Provided entries
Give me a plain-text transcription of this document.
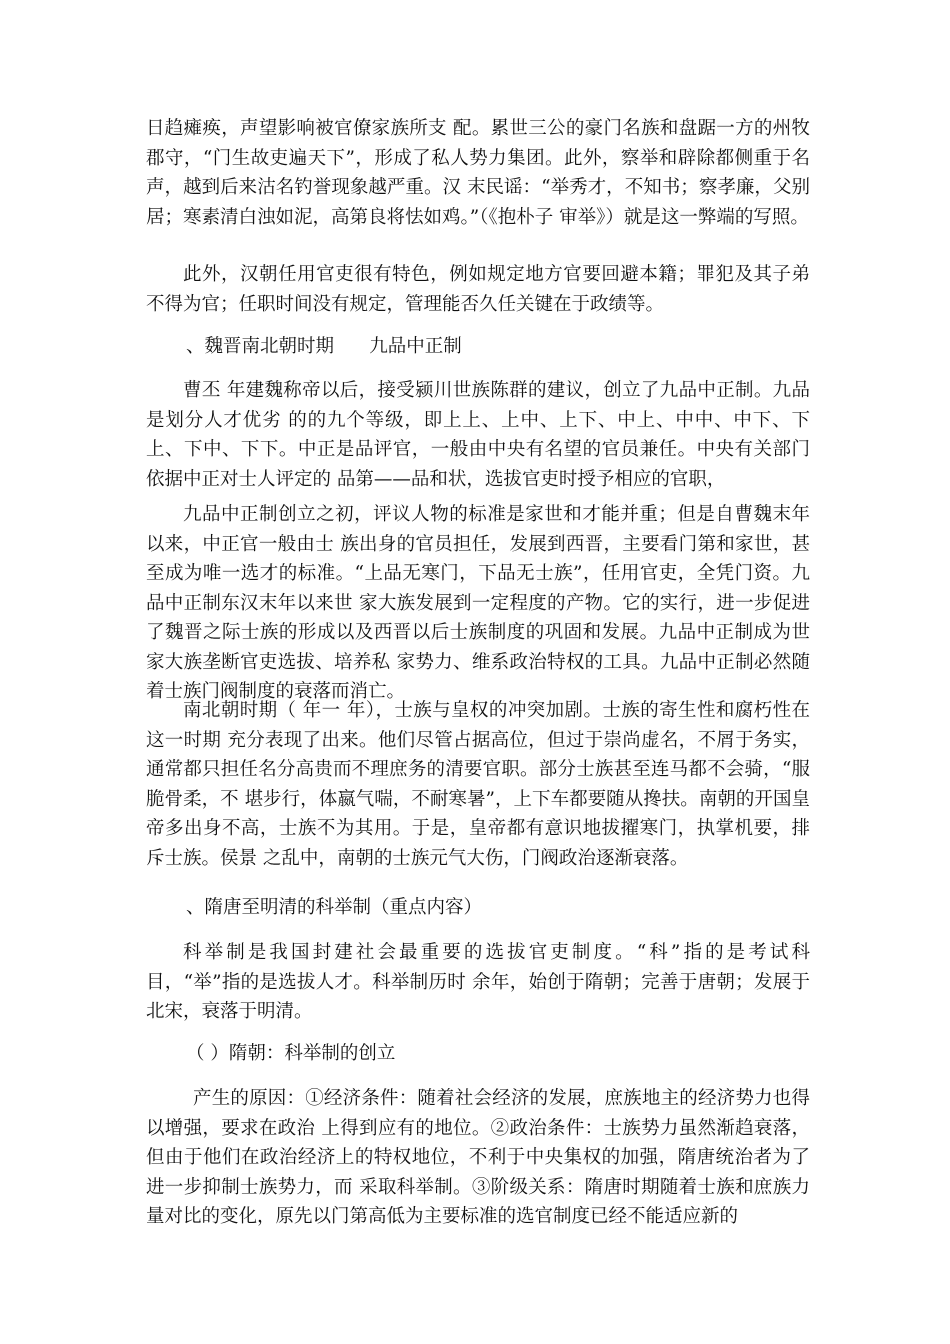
日趋瘫痪，声望影响被官僚家族所支 配。累世三公的豪门名族和盘踞一方的州牧郡守，“门生故吏遍天下”，形成了私人势力集团。此外，察举和辟除都侧重于名声，越到后来沽名钓誉现象越严重。汉 末民谣：“举秀才，不知书；察孝廉，父别居；寒素清白浊如泥，高第良将怯如鸡。”（《抱朴子 审举》）就是这一弊端的写照。

此外，汉朝任用官吏很有特色，例如规定地方官要回避本籍；罪犯及其子弟不得为官；任职时间没有规定，管理能否久任关键在于政绩等。

、魏晋南北朝时期      九品中正制

曹丕 年建魏称帝以后，接受颍川世族陈群的建议，创立了九品中正制。九品是划分人才优劣 的的九个等级，即上上、上中、上下、中上、中中、中下、下上、下中、下下。中正是品评官，一般由中央有名望的官员兼任。中央有关部门依据中正对士人评定的 品第——品和状，选拔官吏时授予相应的官职，

九品中正制创立之初，评议人物的标准是家世和才能并重；但是自曹魏末年以来，中正官一般由士 族出身的官员担任，发展到西晋，主要看门第和家世，甚至成为唯一选才的标准。“上品无寒门，下品无士族”，任用官吏，全凭门资。九品中正制东汉末年以来世 家大族发展到一定程度的产物。它的实行，进一步促进了魏晋之际士族的形成以及西晋以后士族制度的巩固和发展。九品中正制成为世家大族垄断官吏选拔、培养私 家势力、维系政治特权的工具。九品中正制必然随着士族门阀制度的衰落而消亡。

南北朝时期（ 年一 年），士族与皇权的冲突加剧。士族的寄生性和腐朽性在这一时期 充分表现了出来。他们尽管占据高位，但过于崇尚虚名，不屑于务实，通常都只担任名分高贵而不理庶务的清要官职。部分士族甚至连马都不会骑，“服脆骨柔，不 堪步行，体嬴气喘，不耐寒暑”，上下车都要随从搀扶。南朝的开国皇帝多出身不高，士族不为其用。于是，皇帝都有意识地拔擢寒门，执掌机要，排斥士族。侯景 之乱中，南朝的士族元气大伤，门阀政治逐渐衰落。

、隋唐至明清的科举制（重点内容）

科举制是我国封建社会最重要的选拔官吏制度。“科”指的是考试科目，“举”指的是选拔人才。科举制历时 余年，始创于隋朝；完善于唐朝；发展于北宋，衰落于明清。

（ ）隋朝：科举制的创立

产生的原因：①经济条件：随着社会经济的发展，庶族地主的经济势力也得以增强，要求在政治 上得到应有的地位。②政治条件：士族势力虽然渐趋衰落，但由于他们在政治经济上的特权地位，不利于中央集权的加强，隋唐统治者为了进一步抑制士族势力，而 采取科举制。③阶级关系：隋唐时期随着士族和庶族力量对比的变化，原先以门第高低为主要标准的选官制度已经不能适应新的
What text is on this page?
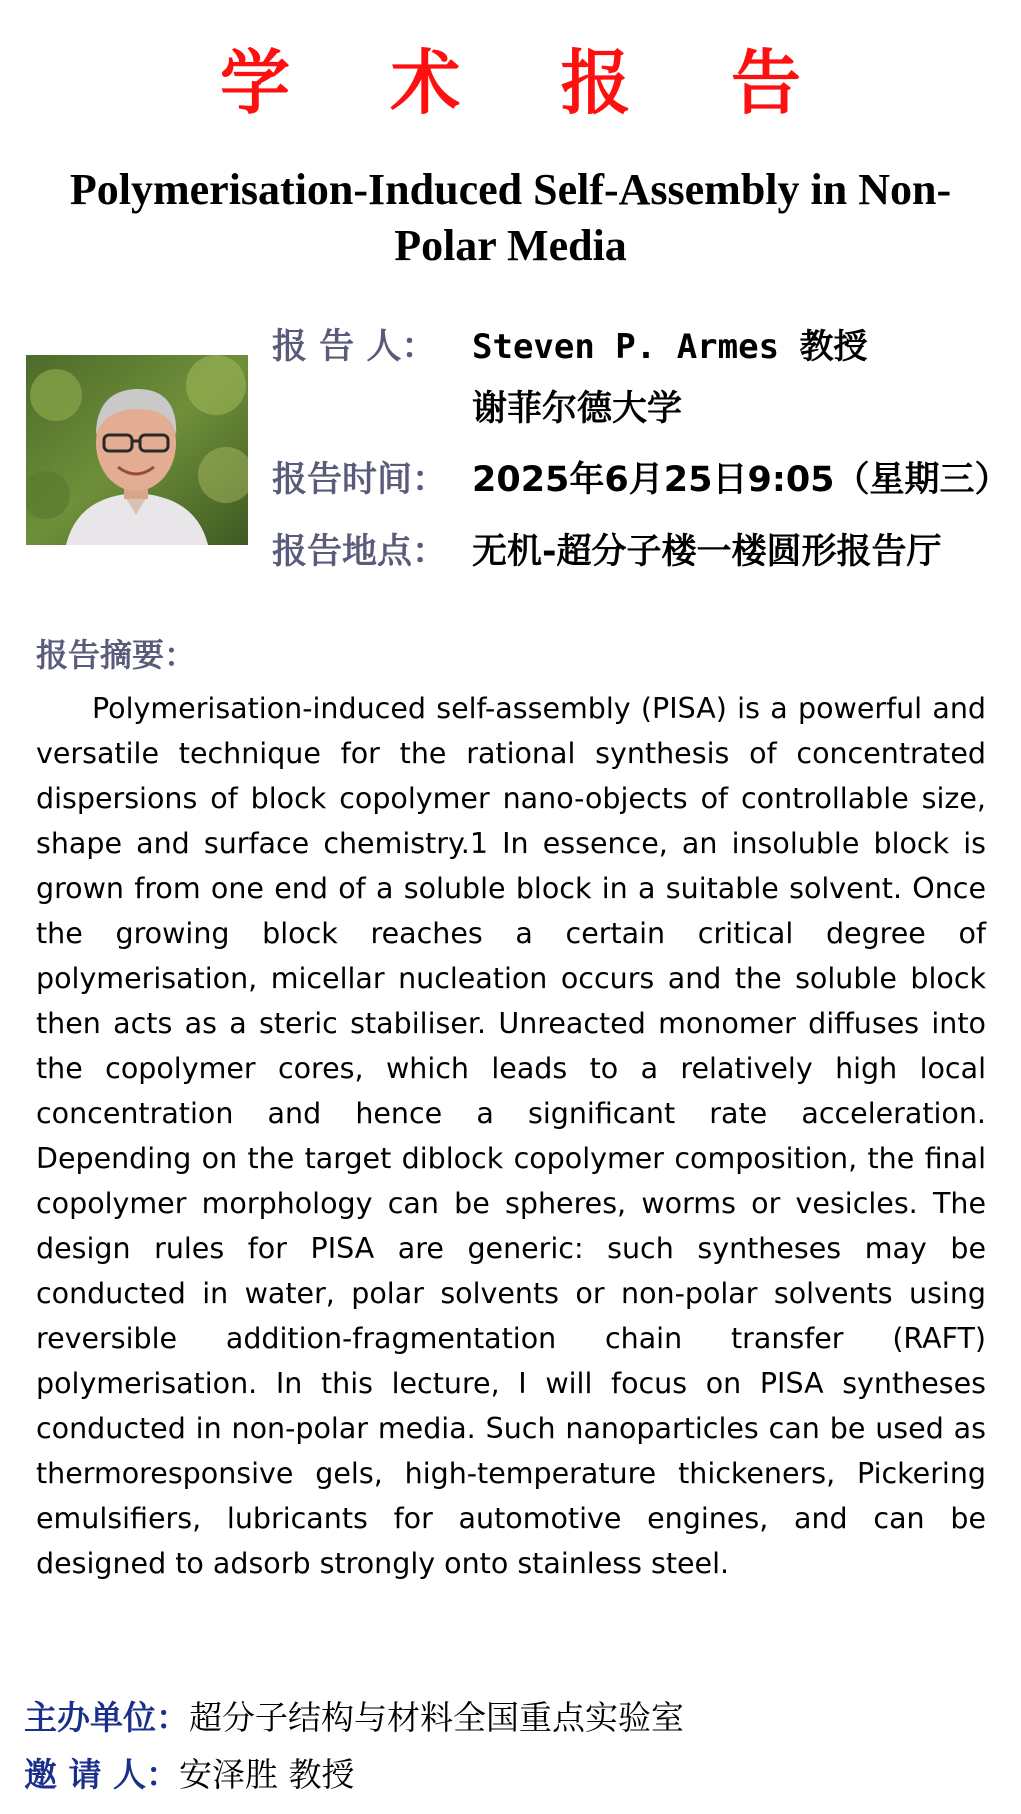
学 术 报 告
Polymerisation-Induced Self-Assembly in Non-Polar Media
报 告 人： Steven P. Armes 教授
谢菲尔德大学
报告时间： 2025年6月25日9:05（星期三）
报告地点： 无机-超分子楼一楼圆形报告厅
报告摘要：

Polymerisation-induced self-assembly (PISA) is a powerful and versatile technique for the rational synthesis of concentrated dispersions of block copolymer nano-objects of controllable size, shape and surface chemistry.1 In essence, an insoluble block is grown from one end of a soluble block in a suitable solvent. Once the growing block reaches a certain critical degree of polymerisation, micellar nucleation occurs and the soluble block then acts as a steric stabiliser. Unreacted monomer diffuses into the copolymer cores, which leads to a relatively high local concentration and hence a significant rate acceleration. Depending on the target diblock copolymer composition, the final copolymer morphology can be spheres, worms or vesicles. The design rules for PISA are generic: such syntheses may be conducted in water, polar solvents or non-polar solvents using reversible addition-fragmentation chain transfer (RAFT) polymerisation. In this lecture, I will focus on PISA syntheses conducted in non-polar media. Such nanoparticles can be used as thermoresponsive gels, high-temperature thickeners, Pickering emulsifiers, lubricants for automotive engines, and can be designed to adsorb strongly onto stainless steel.

主办单位：超分子结构与材料全国重点实验室
邀 请 人：安泽胜 教授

Given problem
Give back the entries verbatim. Do not include any picture.

Task response
Give me a plain-text transcription of this document.
日趋瘫痪，声望影响被官僚家族所支 配。累世三公的豪门名族和盘踞一方的州牧郡守，“门生故吏遍天下”，形成了私人势力集团。此外，察举和辟除都侧重于名声，越到后来沽名钓誉现象越严重。汉 末民谣：“举秀才，不知书；察孝廉，父别居；寒素清白浊如泥，高第良将怯如鸡。”（《抱朴子 审举》）就是这一弊端的写照。

此外，汉朝任用官吏很有特色，例如规定地方官要回避本籍；罪犯及其子弟不得为官；任职时间没有规定，管理能否久任关键在于政绩等。

、魏晋南北朝时期      九品中正制

曹丕 年建魏称帝以后，接受颍川世族陈群的建议，创立了九品中正制。九品是划分人才优劣 的的九个等级，即上上、上中、上下、中上、中中、中下、下上、下中、下下。中正是品评官，一般由中央有名望的官员兼任。中央有关部门依据中正对士人评定的 品第——品和状，选拔官吏时授予相应的官职，

九品中正制创立之初，评议人物的标准是家世和才能并重；但是自曹魏末年以来，中正官一般由士 族出身的官员担任，发展到西晋，主要看门第和家世，甚至成为唯一选才的标准。“上品无寒门，下品无士族”，任用官吏，全凭门资。九品中正制东汉末年以来世 家大族发展到一定程度的产物。它的实行，进一步促进了魏晋之际士族的形成以及西晋以后士族制度的巩固和发展。九品中正制成为世家大族垄断官吏选拔、培养私 家势力、维系政治特权的工具。九品中正制必然随着士族门阀制度的衰落而消亡。

南北朝时期（ 年一 年），士族与皇权的冲突加剧。士族的寄生性和腐朽性在这一时期 充分表现了出来。他们尽管占据高位，但过于崇尚虚名，不屑于务实，通常都只担任名分高贵而不理庶务的清要官职。部分士族甚至连马都不会骑，“服脆骨柔，不 堪步行，体嬴气喘，不耐寒暑”，上下车都要随从搀扶。南朝的开国皇帝多出身不高，士族不为其用。于是，皇帝都有意识地拔擢寒门，执掌机要，排斥士族。侯景 之乱中，南朝的士族元气大伤，门阀政治逐渐衰落。

、隋唐至明清的科举制（重点内容）

科举制是我国封建社会最重要的选拔官吏制度。“科”指的是考试科目，“举”指的是选拔人才。科举制历时 余年，始创于隋朝；完善于唐朝；发展于北宋，衰落于明清。

（ ）隋朝：科举制的创立

产生的原因：①经济条件：随着社会经济的发展，庶族地主的经济势力也得以增强，要求在政治 上得到应有的地位。②政治条件：士族势力虽然渐趋衰落，但由于他们在政治经济上的特权地位，不利于中央集权的加强，隋唐统治者为了进一步抑制士族势力，而 采取科举制。③阶级关系：隋唐时期随着士族和庶族力量对比的变化，原先以门第高低为主要标准的选官制度已经不能适应新的
What text is on this page?
学 术 报 告
Polymerisation-Induced Self-Assembly in Non-Polar Media
报 告 人： Steven P. Armes 教授
谢菲尔德大学
报告时间： 2025年6月25日9:05（星期三）
报告地点： 无机-超分子楼一楼圆形报告厅
报告摘要：

Polymerisation-induced self-assembly (PISA) is a powerful and versatile technique for the rational synthesis of concentrated dispersions of block copolymer nano-objects of controllable size, shape and surface chemistry.1 In essence, an insoluble block is grown from one end of a soluble block in a suitable solvent. Once the growing block reaches a certain critical degree of polymerisation, micellar nucleation occurs and the soluble block then acts as a steric stabiliser. Unreacted monomer diffuses into the copolymer cores, which leads to a relatively high local concentration and hence a significant rate acceleration. Depending on the target diblock copolymer composition, the final copolymer morphology can be spheres, worms or vesicles. The design rules for PISA are generic: such syntheses may be conducted in water, polar solvents or non-polar solvents using reversible addition-fragmentation chain transfer (RAFT) polymerisation. In this lecture, I will focus on PISA syntheses conducted in non-polar media. Such nanoparticles can be used as thermoresponsive gels, high-temperature thickeners, Pickering emulsifiers, lubricants for automotive engines, and can be designed to adsorb strongly onto stainless steel.

主办单位：超分子结构与材料全国重点实验室
邀 请 人：安泽胜 教授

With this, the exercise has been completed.